Work to complete: Put the lines of the listing into a numbered list, leaving out any blank lines, covering only those between the lines holding "film-icon [282,133,292,143]" and "edit-pencil-icon[interactable] [1088,213,1106,231]", inclusive.

Records for the task:
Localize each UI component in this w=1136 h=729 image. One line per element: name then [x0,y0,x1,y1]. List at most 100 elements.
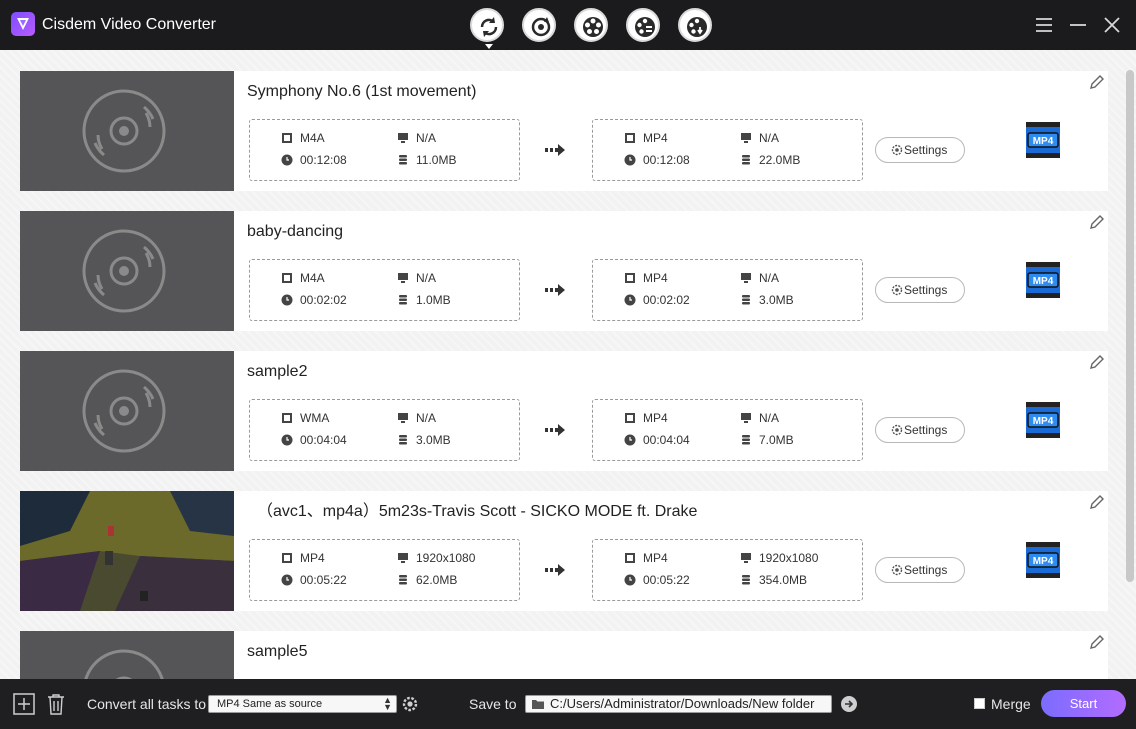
film-icon [282,133,292,143]
download-mode-icon[interactable] [678,8,712,42]
save-to-label: Save to [469,696,517,712]
disc-icon [82,89,166,173]
clock-icon [624,154,636,166]
mp4-format-icon[interactable]: MP4 [1024,400,1062,440]
mp4-format-icon[interactable]: MP4 [1024,540,1062,580]
convert-mode-icon[interactable] [470,8,504,49]
database-icon [742,155,750,165]
target-format: MP4 [624,411,668,425]
convert-arrow-icon [545,424,565,436]
menu-icon[interactable] [1033,14,1055,36]
task-title: baby-dancing [247,223,344,240]
source-size: 3.0MB [397,433,451,447]
disc-icon [84,649,164,679]
clock-icon [624,434,636,446]
target-size: 7.0MB [740,433,794,447]
start-button[interactable]: Start [1041,690,1126,717]
add-file-icon[interactable] [13,693,35,715]
mp4-format-icon[interactable]: MP4 [1024,120,1062,160]
edit-pencil-icon[interactable] [1088,73,1106,91]
edit-pencil-icon[interactable] [1088,353,1106,371]
disc-icon [82,229,166,313]
monitor-icon [741,273,751,283]
scrollbar[interactable] [1126,70,1134,582]
source-resolution: N/A [397,271,436,285]
close-icon[interactable] [1101,14,1123,36]
source-resolution: N/A [397,131,436,145]
thumbnail [20,211,234,331]
convert-arrow-icon [545,564,565,576]
source-duration: 00:05:22 [281,573,347,587]
source-format: MP4 [281,551,325,565]
convert-all-label: Convert all tasks to [87,696,207,712]
clock-icon [624,574,636,586]
task-row[interactable]: （avc1、mp4a）5m23s-Travis Scott - SICKO MO… [20,491,1108,611]
edit-pencil-icon[interactable] [1088,493,1106,511]
settings-button[interactable]: Settings [875,557,965,583]
rip-mode-icon[interactable] [522,8,556,42]
task-row[interactable]: Symphony No.6 (1st movement) M4A N/A 00:… [20,71,1108,191]
edit-pencil-icon[interactable] [1088,213,1106,231]
source-duration: 00:04:04 [281,433,347,447]
mp4-format-icon[interactable]: MP4 [1024,260,1062,300]
save-path-field[interactable]: C:/Users/Administrator/Downloads/New fol… [525,695,832,713]
cisdem-logo-icon [11,12,35,36]
source-size: 1.0MB [397,293,451,307]
svg-text:MP4: MP4 [1033,556,1054,567]
gear-icon[interactable] [401,695,419,713]
film-icon [625,273,635,283]
target-resolution: N/A [740,411,779,425]
convert-arrow-icon [545,144,565,156]
source-info: MP4 1920x1080 00:05:22 62.0MB [249,539,520,601]
gear-icon [891,564,903,576]
target-format: MP4 [624,551,668,565]
task-row[interactable]: sample5 [20,631,1108,679]
target-format: MP4 [624,271,668,285]
database-icon [742,435,750,445]
open-folder-arrow-icon[interactable] [841,696,857,712]
settings-button[interactable]: Settings [875,137,965,163]
settings-button[interactable]: Settings [875,417,965,443]
target-resolution: N/A [740,131,779,145]
source-resolution: N/A [397,411,436,425]
source-duration: 00:12:08 [281,153,347,167]
source-resolution: 1920x1080 [397,551,475,565]
minimize-icon[interactable] [1067,14,1089,36]
settings-button[interactable]: Settings [875,277,965,303]
monitor-icon [741,553,751,563]
output-format-select[interactable]: MP4 Same as source ▲ ▼ [208,695,397,713]
clock-icon [281,574,293,586]
target-format: MP4 [624,131,668,145]
gear-icon [891,424,903,436]
video-thumbnail [20,491,234,611]
merge-label: Merge [991,696,1031,712]
target-duration: 00:05:22 [624,573,690,587]
database-icon [399,155,407,165]
task-list[interactable]: Symphony No.6 (1st movement) M4A N/A 00:… [0,50,1136,679]
target-resolution: N/A [740,271,779,285]
film-icon [625,553,635,563]
task-row[interactable]: baby-dancing M4A N/A 00:02:02 1.0MB MP4 … [20,211,1108,331]
app-title: Cisdem Video Converter [42,16,217,33]
database-icon [742,295,750,305]
clock-icon [624,294,636,306]
database-icon [742,575,750,585]
trash-icon[interactable] [45,693,67,715]
merge-checkbox[interactable] [974,698,985,709]
target-duration: 00:04:04 [624,433,690,447]
source-format: WMA [281,411,329,425]
source-duration: 00:02:02 [281,293,347,307]
target-info: MP4 N/A 00:02:02 3.0MB [592,259,863,321]
target-resolution: 1920x1080 [740,551,818,565]
edit-pencil-icon[interactable] [1088,633,1106,651]
bottom-bar: Convert all tasks to MP4 Same as source … [0,679,1136,729]
task-row[interactable]: sample2 WMA N/A 00:04:04 3.0MB MP4 N/A 0… [20,351,1108,471]
target-info: MP4 1920x1080 00:05:22 354.0MB [592,539,863,601]
edit-mode-icon[interactable] [626,8,660,42]
film-icon [282,273,292,283]
svg-text:MP4: MP4 [1033,136,1054,147]
database-icon [399,575,407,585]
target-duration: 00:12:08 [624,153,690,167]
compress-mode-icon[interactable] [574,8,608,42]
database-icon [399,295,407,305]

Final answer:
1. film-icon [282,133,292,143]
2. download-mode-icon[interactable] [678,8,712,42]
3. save-to-label: Save to [469,696,517,712]
4. disc-icon [82,89,166,173]
5. clock-icon [624,154,636,166]
6. mp4-format-icon[interactable]: MP4 [1024,400,1062,440]
7. mp4-format-icon[interactable]: MP4 [1024,540,1062,580]
8. convert-mode-icon[interactable] [470,8,504,49]
9. database-icon [742,155,750,165]
10. target-format: MP4 [624,411,668,425]
11. convert-arrow-icon [545,424,565,436]
12. menu-icon[interactable] [1033,14,1055,36]
13. task-title: baby-dancing [247,223,344,240]
14. source-size: 3.0MB [397,433,451,447]
15. disc-icon [84,649,164,679]
16. clock-icon [624,434,636,446]
17. target-size: 7.0MB [740,433,794,447]
18. start-button[interactable]: Start [1041,690,1126,717]
19. add-file-icon[interactable] [13,693,35,715]
20. mp4-format-icon[interactable]: MP4 [1024,120,1062,160]
21. edit-pencil-icon[interactable] [1088,73,1106,91]
22. edit-pencil-icon[interactable] [1088,353,1106,371]
23. disc-icon [82,229,166,313]
24. monitor-icon [741,273,751,283]
25. scrollbar[interactable] [1126,70,1134,582]
26. source-resolution: N/A [397,271,436,285]
27. close-icon[interactable] [1101,14,1123,36]
28. source-resolution: N/A [397,131,436,145]
29. thumbnail [20,211,234,331]
30. convert-arrow-icon [545,564,565,576]
31. source-duration: 00:05:22 [281,573,347,587]
32. source-format: MP4 [281,551,325,565]
33. convert-all-label: Convert all tasks to [87,696,207,712]
34. clock-icon [624,574,636,586]
35. task-row[interactable]: （avc1、mp4a）5m23s-Travis Scott - SICKO MO… [20,491,1108,611]
36. edit-pencil-icon[interactable] [1088,493,1106,511]
37. settings-button[interactable]: Settings [875,557,965,583]
38. rip-mode-icon[interactable] [522,8,556,42]
39. task-row[interactable]: Symphony No.6 (1st movement) M4A N/A 00:… [20,71,1108,191]
40. edit-pencil-icon[interactable] [1088,213,1106,231]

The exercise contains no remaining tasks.